**Task brief**
In the data below, find every line with the string "test" and pull it out.

# # #

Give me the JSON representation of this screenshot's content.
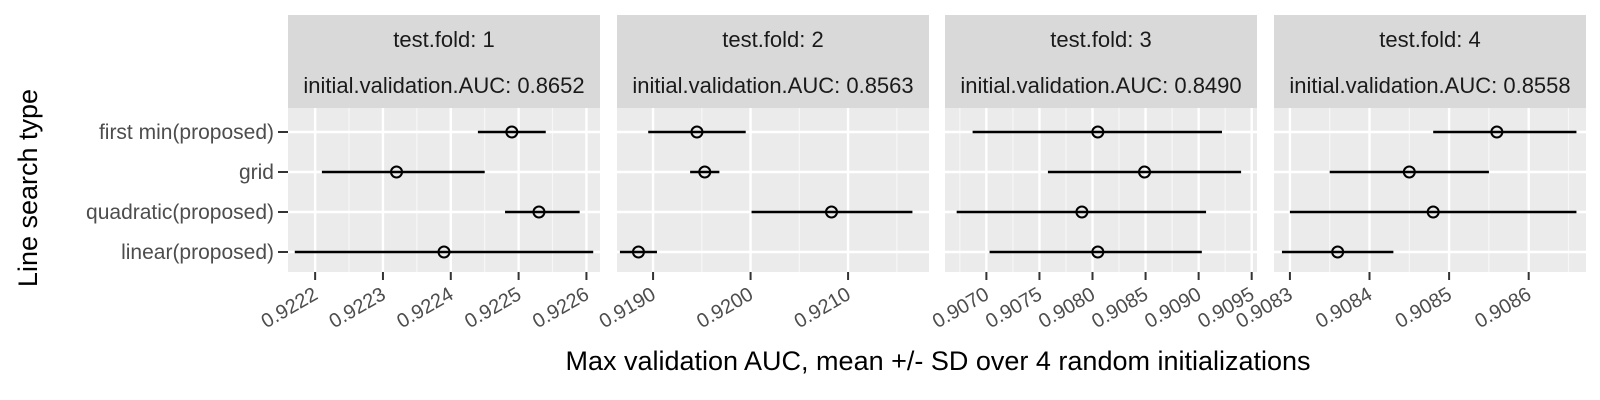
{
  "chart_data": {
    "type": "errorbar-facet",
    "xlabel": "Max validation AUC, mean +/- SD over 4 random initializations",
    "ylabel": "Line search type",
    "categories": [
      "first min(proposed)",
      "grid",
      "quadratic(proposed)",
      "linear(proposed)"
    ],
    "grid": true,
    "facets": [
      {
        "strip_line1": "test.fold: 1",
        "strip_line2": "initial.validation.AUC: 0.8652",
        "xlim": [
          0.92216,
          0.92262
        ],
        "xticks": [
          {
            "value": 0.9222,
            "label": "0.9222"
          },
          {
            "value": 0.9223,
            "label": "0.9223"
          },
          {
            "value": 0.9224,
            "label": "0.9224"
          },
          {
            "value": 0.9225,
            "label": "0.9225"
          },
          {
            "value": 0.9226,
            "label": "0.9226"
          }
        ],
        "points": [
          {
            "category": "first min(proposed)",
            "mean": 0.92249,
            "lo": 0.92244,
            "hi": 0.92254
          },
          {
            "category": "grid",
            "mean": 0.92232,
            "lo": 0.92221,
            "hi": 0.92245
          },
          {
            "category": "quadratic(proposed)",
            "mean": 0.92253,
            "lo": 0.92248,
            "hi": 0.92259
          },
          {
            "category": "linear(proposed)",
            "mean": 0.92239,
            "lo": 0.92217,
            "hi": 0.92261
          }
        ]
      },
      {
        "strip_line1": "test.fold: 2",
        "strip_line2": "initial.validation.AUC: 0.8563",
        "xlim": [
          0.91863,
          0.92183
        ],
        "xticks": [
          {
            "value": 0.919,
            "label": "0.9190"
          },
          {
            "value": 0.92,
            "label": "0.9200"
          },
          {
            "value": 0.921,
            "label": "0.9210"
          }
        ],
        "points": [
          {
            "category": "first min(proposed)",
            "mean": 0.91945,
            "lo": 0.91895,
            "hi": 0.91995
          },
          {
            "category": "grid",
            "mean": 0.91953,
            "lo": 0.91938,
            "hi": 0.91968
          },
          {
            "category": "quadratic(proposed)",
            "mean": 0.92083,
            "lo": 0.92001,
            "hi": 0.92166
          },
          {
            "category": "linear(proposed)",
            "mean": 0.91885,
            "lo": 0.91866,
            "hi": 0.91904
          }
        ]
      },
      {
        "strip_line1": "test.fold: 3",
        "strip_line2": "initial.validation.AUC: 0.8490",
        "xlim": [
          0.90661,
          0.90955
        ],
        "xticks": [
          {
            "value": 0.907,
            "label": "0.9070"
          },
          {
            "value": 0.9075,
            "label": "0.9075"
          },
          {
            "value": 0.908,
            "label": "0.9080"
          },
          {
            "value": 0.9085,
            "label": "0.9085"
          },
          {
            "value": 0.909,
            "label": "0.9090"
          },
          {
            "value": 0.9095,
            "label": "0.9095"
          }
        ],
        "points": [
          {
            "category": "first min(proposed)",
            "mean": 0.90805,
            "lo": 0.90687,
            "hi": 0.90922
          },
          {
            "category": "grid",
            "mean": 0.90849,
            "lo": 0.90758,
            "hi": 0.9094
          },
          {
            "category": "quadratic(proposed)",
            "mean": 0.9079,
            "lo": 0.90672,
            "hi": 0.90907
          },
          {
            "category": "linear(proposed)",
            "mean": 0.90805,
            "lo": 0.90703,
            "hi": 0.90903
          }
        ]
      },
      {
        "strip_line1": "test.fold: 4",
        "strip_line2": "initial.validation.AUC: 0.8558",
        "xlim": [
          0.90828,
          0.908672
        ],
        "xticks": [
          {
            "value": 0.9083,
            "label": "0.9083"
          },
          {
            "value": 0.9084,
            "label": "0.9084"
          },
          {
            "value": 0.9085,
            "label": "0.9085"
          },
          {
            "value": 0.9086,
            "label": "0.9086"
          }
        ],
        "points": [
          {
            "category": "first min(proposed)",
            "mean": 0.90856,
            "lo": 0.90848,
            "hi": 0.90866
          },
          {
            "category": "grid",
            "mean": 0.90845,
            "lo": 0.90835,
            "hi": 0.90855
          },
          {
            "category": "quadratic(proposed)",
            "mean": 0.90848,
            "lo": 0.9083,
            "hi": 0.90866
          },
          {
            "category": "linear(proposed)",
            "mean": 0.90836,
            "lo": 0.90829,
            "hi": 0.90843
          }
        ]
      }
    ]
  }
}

# # #

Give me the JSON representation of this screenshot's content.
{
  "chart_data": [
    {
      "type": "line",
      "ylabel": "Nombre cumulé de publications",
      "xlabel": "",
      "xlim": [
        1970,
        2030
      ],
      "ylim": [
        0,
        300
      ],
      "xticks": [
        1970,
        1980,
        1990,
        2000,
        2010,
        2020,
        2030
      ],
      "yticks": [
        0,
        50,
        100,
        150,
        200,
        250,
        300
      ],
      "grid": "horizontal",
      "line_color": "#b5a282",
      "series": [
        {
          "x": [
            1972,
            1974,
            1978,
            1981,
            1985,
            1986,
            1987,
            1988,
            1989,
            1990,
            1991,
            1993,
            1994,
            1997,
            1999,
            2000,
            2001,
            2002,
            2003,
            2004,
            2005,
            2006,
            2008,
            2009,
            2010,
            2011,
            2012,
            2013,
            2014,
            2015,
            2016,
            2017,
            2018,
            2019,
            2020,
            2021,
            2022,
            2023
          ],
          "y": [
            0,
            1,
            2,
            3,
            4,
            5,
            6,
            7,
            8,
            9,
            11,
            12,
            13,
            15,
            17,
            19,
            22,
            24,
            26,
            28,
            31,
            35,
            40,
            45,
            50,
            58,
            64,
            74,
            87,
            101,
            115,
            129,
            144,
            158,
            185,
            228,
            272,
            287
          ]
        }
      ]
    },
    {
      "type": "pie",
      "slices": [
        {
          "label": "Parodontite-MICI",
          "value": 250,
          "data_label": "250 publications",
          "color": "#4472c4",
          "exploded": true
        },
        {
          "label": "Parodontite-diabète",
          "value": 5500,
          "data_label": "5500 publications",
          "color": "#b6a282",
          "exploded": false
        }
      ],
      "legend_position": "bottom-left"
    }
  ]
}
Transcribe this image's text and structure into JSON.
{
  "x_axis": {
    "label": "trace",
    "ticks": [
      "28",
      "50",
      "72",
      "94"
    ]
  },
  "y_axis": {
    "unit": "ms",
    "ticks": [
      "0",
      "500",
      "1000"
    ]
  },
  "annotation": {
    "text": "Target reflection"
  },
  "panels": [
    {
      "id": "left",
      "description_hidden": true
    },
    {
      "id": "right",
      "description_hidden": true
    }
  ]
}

# # #

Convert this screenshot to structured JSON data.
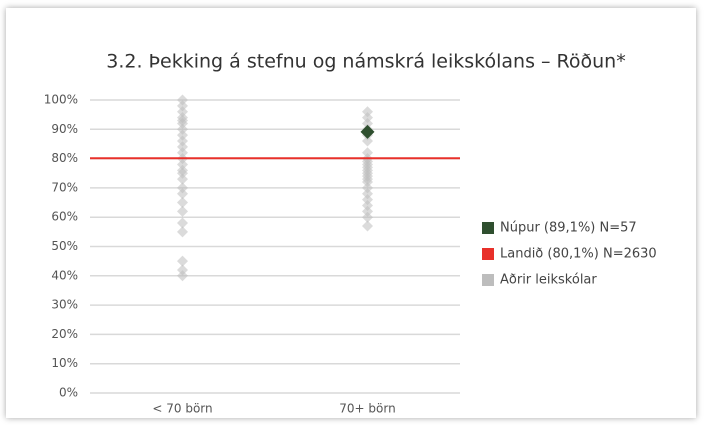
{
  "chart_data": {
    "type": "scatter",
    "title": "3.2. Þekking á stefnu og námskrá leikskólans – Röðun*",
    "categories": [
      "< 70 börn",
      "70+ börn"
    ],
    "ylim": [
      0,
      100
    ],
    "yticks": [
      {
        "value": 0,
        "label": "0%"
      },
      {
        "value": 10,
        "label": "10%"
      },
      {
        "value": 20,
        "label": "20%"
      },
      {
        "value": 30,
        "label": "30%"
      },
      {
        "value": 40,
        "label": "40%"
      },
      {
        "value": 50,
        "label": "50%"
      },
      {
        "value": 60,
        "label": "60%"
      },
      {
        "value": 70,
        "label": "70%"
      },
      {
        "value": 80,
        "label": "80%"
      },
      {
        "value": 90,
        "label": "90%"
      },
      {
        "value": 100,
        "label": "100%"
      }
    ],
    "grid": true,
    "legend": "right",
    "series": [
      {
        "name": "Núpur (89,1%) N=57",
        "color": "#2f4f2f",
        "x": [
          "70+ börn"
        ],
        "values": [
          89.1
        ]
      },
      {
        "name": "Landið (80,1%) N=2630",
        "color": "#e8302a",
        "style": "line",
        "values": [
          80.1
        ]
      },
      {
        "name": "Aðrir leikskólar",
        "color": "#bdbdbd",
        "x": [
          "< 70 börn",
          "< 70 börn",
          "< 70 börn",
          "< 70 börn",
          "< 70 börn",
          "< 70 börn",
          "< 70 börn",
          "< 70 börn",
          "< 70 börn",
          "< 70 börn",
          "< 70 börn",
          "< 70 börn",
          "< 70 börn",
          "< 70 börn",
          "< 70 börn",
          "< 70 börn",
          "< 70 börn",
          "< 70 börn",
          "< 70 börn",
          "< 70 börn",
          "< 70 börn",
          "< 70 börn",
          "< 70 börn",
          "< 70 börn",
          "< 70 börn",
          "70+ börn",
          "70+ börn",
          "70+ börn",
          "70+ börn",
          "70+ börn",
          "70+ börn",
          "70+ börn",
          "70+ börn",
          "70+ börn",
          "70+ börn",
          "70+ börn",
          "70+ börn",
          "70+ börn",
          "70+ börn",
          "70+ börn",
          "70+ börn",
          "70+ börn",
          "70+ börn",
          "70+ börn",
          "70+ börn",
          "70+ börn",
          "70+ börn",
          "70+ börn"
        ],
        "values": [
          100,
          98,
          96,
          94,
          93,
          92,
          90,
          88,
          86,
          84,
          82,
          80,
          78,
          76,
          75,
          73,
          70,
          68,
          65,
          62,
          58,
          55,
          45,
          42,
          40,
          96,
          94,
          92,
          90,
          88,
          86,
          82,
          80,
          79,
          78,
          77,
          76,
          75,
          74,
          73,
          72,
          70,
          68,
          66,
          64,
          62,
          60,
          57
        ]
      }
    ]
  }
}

# # #

**Solution to the problem**
        "strip_line1": "test.fold: 1",
        "strip_line1": "test.fold: 2",
        "strip_line1": "test.fold: 3",
        "strip_line1": "test.fold: 4",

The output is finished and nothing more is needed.